Directions
Copy each line where the word "this" occurs.

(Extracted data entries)
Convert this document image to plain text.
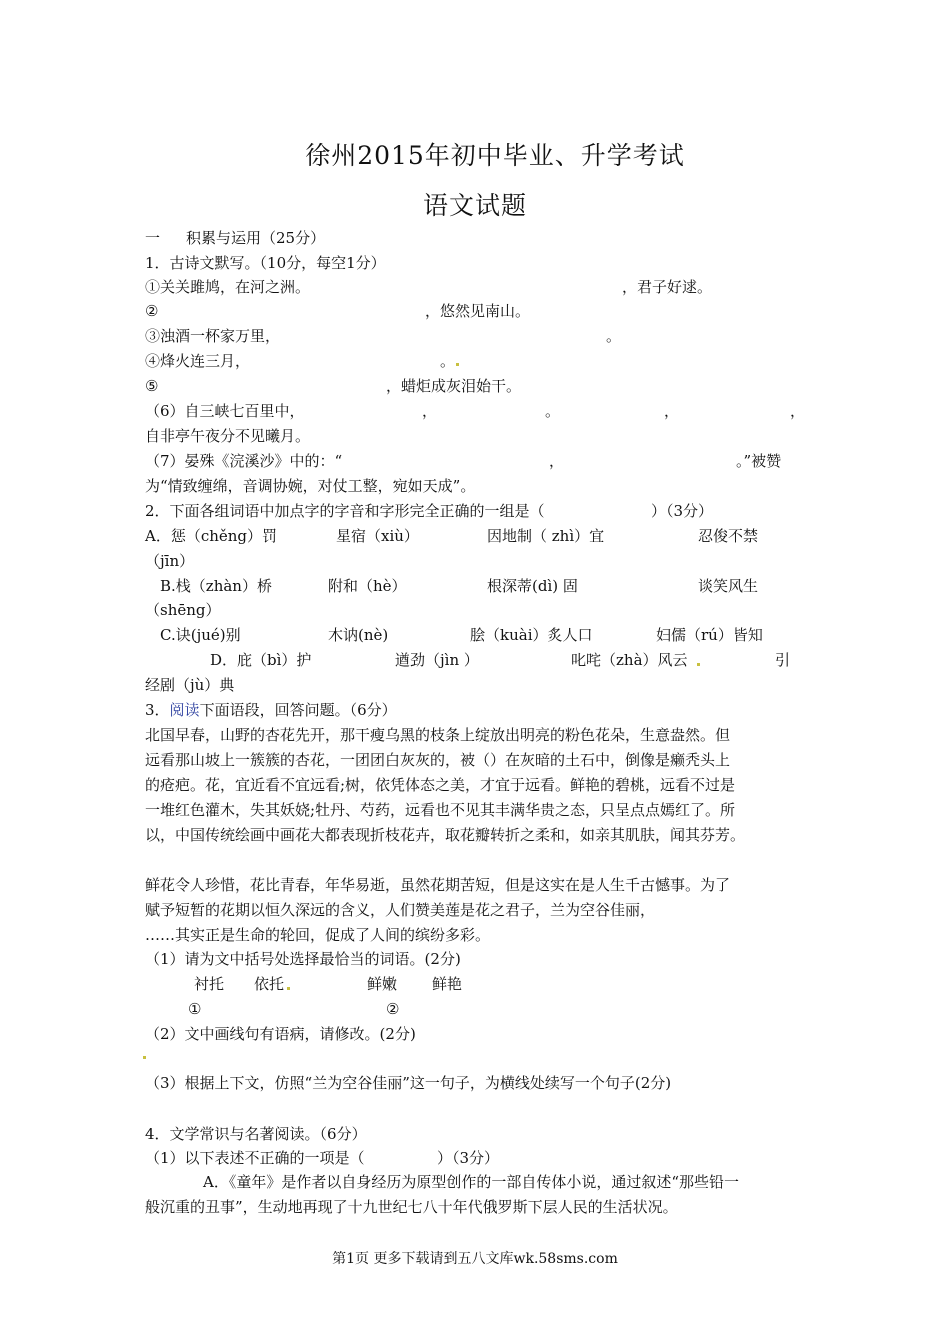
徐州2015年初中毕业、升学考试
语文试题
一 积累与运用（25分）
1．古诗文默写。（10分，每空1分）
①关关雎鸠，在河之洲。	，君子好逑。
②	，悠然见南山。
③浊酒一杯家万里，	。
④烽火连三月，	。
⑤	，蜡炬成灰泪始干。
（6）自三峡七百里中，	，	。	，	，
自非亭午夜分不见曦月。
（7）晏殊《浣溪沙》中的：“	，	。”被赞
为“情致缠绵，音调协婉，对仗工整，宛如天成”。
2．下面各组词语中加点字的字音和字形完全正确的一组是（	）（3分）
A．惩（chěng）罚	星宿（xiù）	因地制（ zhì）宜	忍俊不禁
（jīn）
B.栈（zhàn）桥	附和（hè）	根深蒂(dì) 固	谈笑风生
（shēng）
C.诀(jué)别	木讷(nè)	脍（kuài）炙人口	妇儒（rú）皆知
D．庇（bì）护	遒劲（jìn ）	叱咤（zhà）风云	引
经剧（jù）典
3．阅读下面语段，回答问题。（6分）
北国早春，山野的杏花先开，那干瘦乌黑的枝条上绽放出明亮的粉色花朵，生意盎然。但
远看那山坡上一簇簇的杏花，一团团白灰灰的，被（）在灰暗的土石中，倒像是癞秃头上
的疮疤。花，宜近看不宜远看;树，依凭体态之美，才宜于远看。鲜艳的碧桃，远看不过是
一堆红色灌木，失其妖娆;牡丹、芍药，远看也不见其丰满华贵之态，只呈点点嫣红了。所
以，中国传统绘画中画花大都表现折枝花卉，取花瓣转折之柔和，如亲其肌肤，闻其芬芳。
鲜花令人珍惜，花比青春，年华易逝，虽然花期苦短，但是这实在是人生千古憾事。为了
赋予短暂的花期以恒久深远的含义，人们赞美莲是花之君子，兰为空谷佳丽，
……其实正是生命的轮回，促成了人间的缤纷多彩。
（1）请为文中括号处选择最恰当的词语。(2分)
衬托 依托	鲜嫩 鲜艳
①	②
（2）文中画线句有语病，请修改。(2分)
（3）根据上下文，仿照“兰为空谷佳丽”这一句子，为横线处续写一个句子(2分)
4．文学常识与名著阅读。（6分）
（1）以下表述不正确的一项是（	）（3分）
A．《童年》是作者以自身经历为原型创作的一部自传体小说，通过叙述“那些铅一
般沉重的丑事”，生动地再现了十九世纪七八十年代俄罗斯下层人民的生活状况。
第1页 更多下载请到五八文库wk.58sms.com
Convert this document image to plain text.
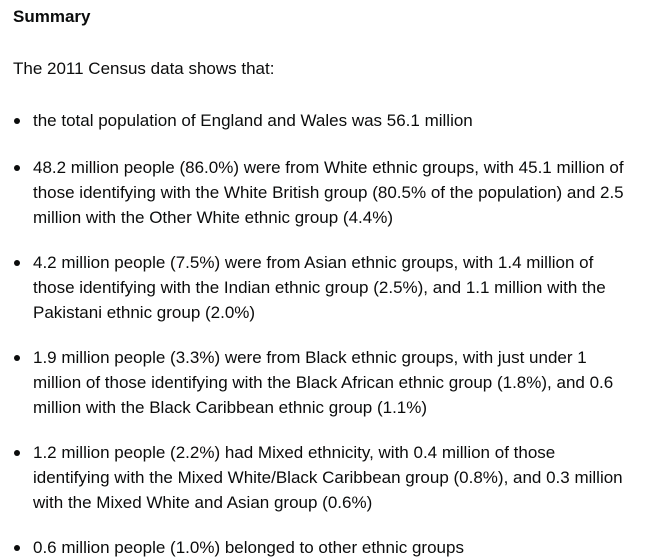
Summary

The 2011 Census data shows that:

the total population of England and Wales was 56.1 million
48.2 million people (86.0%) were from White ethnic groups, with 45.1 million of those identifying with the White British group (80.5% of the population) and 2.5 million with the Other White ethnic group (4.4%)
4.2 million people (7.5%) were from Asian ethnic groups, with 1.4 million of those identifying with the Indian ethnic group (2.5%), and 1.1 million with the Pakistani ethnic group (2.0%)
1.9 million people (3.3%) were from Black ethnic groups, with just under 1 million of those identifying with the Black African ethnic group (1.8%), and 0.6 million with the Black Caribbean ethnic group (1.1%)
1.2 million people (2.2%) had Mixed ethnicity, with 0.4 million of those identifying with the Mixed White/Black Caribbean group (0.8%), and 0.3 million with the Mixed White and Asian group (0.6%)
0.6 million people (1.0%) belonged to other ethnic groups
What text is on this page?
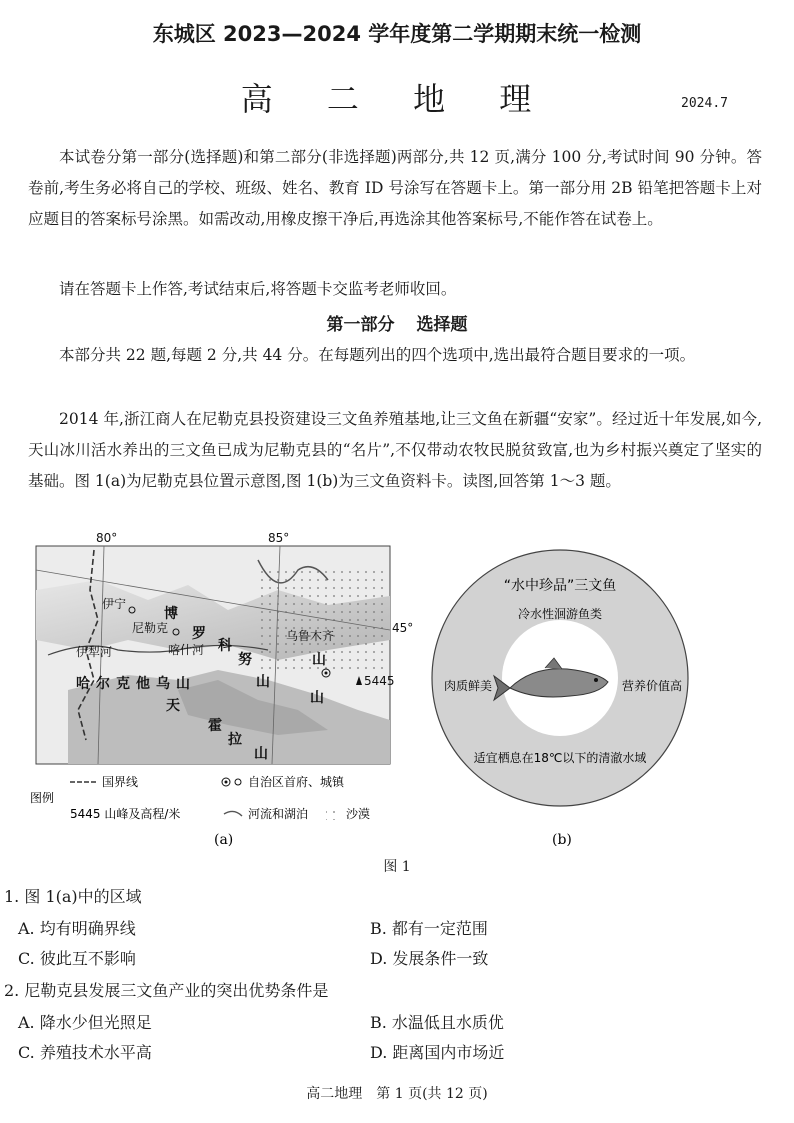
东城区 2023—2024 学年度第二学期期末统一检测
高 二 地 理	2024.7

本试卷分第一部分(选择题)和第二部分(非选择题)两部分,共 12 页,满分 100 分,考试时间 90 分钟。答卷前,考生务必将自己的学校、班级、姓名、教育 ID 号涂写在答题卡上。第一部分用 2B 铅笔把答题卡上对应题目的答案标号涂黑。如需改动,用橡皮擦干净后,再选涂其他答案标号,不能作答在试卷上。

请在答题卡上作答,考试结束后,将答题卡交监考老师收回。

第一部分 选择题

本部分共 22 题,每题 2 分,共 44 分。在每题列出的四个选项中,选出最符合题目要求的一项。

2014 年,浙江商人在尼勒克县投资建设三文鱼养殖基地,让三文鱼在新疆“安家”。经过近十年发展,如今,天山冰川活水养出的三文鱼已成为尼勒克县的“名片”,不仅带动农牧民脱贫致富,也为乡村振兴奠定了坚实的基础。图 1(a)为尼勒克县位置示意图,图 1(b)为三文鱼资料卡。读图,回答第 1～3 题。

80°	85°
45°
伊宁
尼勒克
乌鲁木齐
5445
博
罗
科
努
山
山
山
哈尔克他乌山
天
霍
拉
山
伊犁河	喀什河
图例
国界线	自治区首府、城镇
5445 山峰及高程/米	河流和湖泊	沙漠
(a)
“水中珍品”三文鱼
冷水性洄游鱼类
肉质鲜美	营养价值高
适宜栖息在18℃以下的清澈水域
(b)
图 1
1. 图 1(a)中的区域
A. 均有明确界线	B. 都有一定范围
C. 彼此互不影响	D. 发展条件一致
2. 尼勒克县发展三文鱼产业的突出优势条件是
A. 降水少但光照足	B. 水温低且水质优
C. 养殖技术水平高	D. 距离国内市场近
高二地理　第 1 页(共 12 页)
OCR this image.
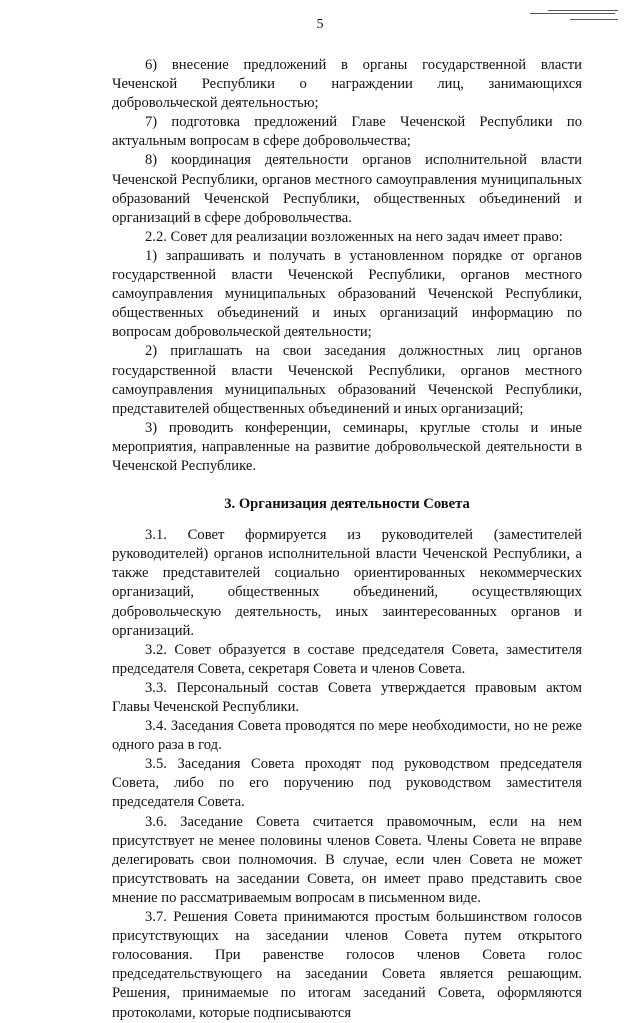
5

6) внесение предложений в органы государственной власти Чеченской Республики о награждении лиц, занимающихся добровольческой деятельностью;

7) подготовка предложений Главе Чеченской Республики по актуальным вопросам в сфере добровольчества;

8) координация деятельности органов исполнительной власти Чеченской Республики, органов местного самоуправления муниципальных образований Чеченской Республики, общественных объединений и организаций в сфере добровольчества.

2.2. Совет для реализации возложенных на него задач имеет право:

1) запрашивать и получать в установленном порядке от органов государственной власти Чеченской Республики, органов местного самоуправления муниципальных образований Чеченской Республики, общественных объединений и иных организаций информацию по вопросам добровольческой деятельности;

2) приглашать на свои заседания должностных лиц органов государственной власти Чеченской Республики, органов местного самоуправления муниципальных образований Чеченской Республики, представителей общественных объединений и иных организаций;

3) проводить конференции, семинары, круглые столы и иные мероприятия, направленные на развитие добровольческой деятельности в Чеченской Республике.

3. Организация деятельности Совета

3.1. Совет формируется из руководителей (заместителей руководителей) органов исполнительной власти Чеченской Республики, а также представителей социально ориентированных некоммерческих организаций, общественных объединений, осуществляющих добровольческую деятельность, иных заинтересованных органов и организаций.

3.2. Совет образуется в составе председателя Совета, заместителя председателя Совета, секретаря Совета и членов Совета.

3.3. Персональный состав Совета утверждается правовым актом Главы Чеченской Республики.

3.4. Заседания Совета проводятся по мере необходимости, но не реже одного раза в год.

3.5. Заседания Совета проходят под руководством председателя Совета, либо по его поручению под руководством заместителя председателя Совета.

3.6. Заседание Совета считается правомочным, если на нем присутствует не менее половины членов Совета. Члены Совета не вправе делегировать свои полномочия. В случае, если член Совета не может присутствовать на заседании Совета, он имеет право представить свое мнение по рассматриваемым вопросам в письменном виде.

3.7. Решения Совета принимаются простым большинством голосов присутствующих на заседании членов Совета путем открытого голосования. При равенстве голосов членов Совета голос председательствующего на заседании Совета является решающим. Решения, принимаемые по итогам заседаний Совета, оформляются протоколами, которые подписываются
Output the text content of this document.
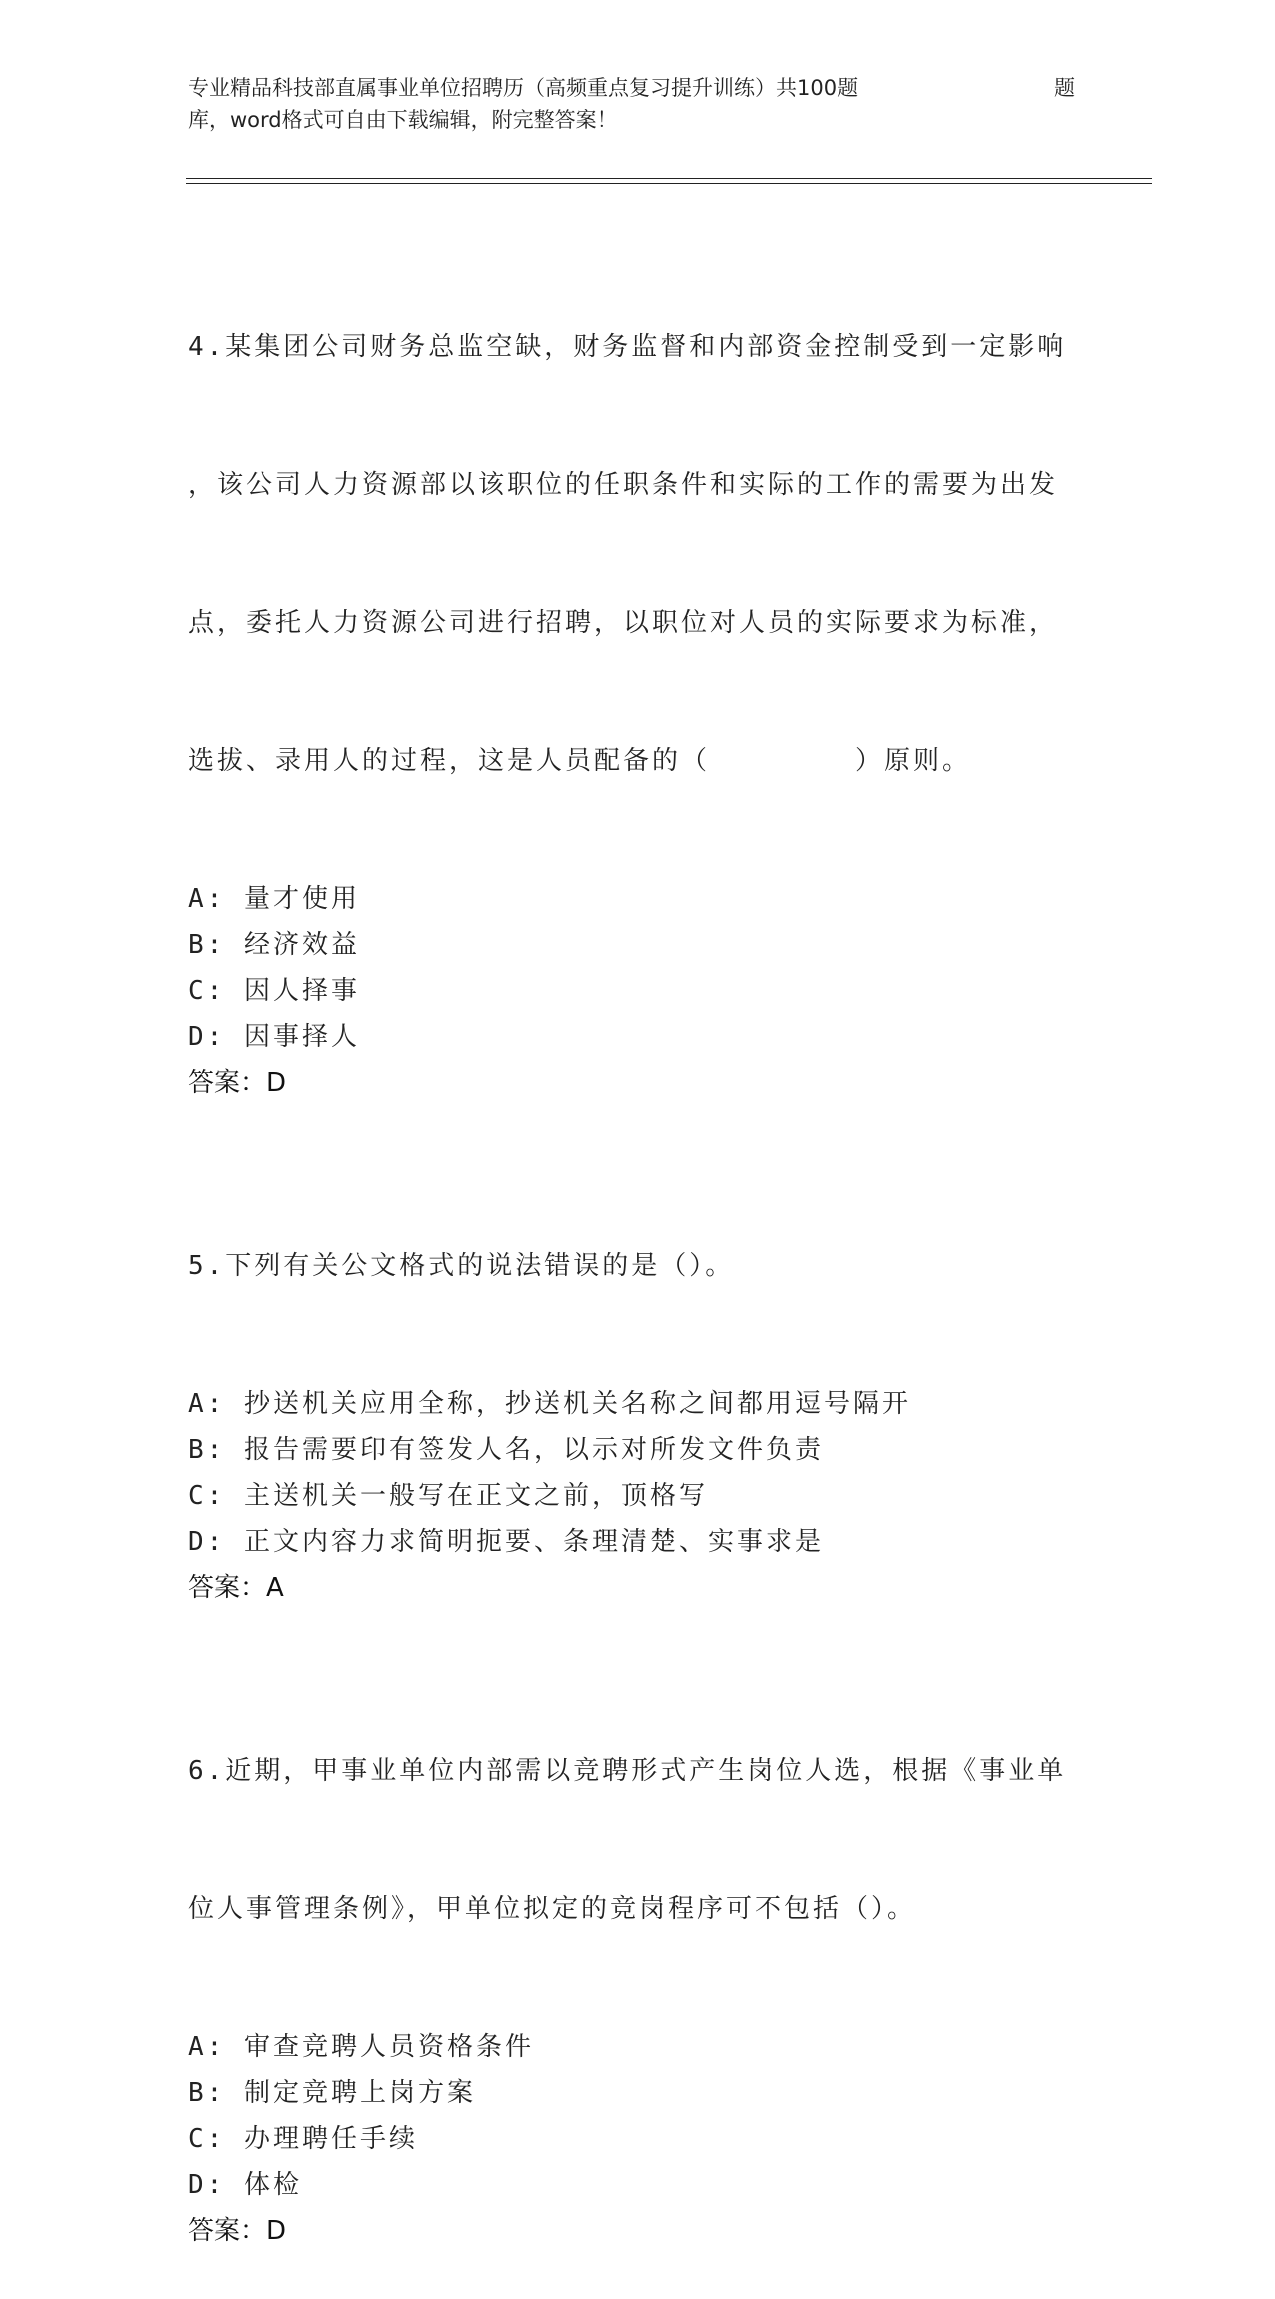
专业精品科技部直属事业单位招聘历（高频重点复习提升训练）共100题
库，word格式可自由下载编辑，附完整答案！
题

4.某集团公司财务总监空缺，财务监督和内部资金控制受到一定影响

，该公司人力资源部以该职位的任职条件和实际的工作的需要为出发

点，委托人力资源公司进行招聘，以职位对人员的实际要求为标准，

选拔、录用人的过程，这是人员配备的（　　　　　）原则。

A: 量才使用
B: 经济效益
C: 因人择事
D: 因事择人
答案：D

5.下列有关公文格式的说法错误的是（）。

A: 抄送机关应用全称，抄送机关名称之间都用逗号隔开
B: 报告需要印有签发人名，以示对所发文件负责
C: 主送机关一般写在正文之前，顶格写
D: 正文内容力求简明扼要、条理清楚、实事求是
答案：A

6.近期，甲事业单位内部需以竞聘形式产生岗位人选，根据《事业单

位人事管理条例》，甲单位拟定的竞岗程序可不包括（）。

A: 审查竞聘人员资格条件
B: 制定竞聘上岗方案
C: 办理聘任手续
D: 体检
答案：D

Right answer
Convert this document image to plain text.
Convert this document image to plain text.
What text is on this page?
OCR this image.
Output the text content of this document.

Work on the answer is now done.